Figure dataset records:
═══

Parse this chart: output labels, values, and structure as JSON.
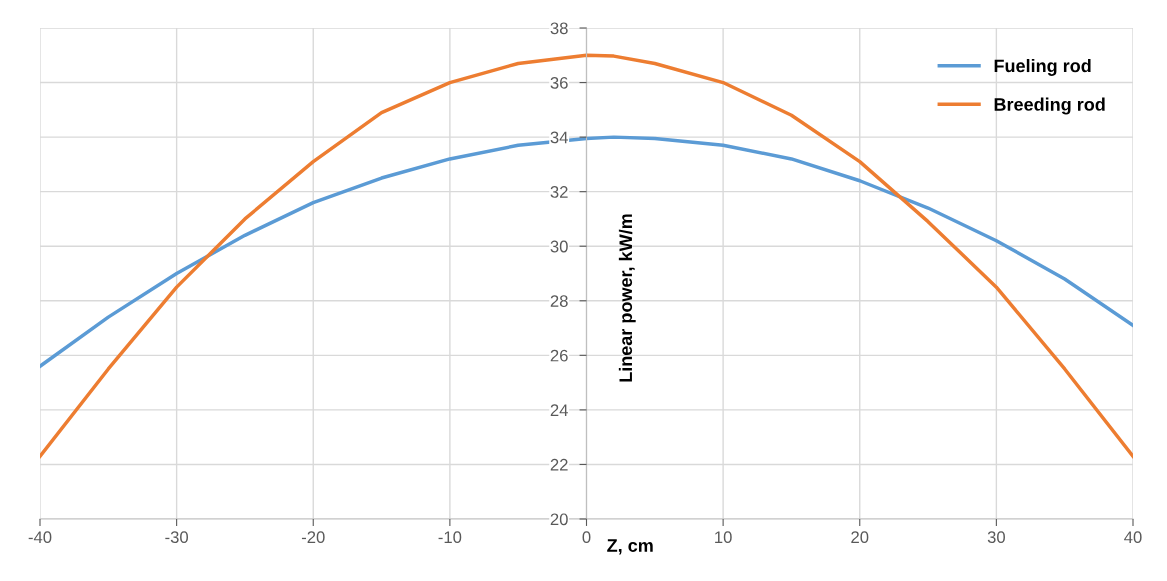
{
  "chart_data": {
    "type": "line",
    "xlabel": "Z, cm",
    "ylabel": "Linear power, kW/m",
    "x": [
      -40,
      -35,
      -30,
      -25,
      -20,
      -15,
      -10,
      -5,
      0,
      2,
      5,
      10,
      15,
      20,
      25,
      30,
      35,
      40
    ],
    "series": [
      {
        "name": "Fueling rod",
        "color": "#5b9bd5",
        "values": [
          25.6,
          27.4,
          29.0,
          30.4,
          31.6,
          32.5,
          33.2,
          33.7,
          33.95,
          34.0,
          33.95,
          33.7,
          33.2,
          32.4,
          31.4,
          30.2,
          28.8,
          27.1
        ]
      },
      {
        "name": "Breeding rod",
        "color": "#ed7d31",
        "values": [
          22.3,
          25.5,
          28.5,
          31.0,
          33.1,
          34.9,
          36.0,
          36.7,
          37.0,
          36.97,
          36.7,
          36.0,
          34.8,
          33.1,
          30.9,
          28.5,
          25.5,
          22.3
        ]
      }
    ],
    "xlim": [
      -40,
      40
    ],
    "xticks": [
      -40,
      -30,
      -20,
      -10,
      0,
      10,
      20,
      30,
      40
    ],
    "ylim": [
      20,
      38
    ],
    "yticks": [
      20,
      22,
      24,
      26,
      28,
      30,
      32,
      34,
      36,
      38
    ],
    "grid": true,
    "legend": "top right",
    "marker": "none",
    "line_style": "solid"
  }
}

═══

Transcribe the material as is, with images omitted.

Result of this exercise:
Parse this chart: output labels, values, and structure as JSON.
{
  "chart_data": {
    "type": "line",
    "xlabel": "Z, cm",
    "ylabel": "Linear power, kW/m",
    "x": [
      -40,
      -35,
      -30,
      -25,
      -20,
      -15,
      -10,
      -5,
      0,
      2,
      5,
      10,
      15,
      20,
      25,
      30,
      35,
      40
    ],
    "series": [
      {
        "name": "Fueling rod",
        "color": "#5b9bd5",
        "values": [
          25.6,
          27.4,
          29.0,
          30.4,
          31.6,
          32.5,
          33.2,
          33.7,
          33.95,
          34.0,
          33.95,
          33.7,
          33.2,
          32.4,
          31.4,
          30.2,
          28.8,
          27.1
        ]
      },
      {
        "name": "Breeding rod",
        "color": "#ed7d31",
        "values": [
          22.3,
          25.5,
          28.5,
          31.0,
          33.1,
          34.9,
          36.0,
          36.7,
          37.0,
          36.97,
          36.7,
          36.0,
          34.8,
          33.1,
          30.9,
          28.5,
          25.5,
          22.3
        ]
      }
    ],
    "xlim": [
      -40,
      40
    ],
    "xticks": [
      -40,
      -30,
      -20,
      -10,
      0,
      10,
      20,
      30,
      40
    ],
    "ylim": [
      20,
      38
    ],
    "yticks": [
      20,
      22,
      24,
      26,
      28,
      30,
      32,
      34,
      36,
      38
    ],
    "grid": true,
    "legend": "top right",
    "marker": "none",
    "line_style": "solid"
  }
}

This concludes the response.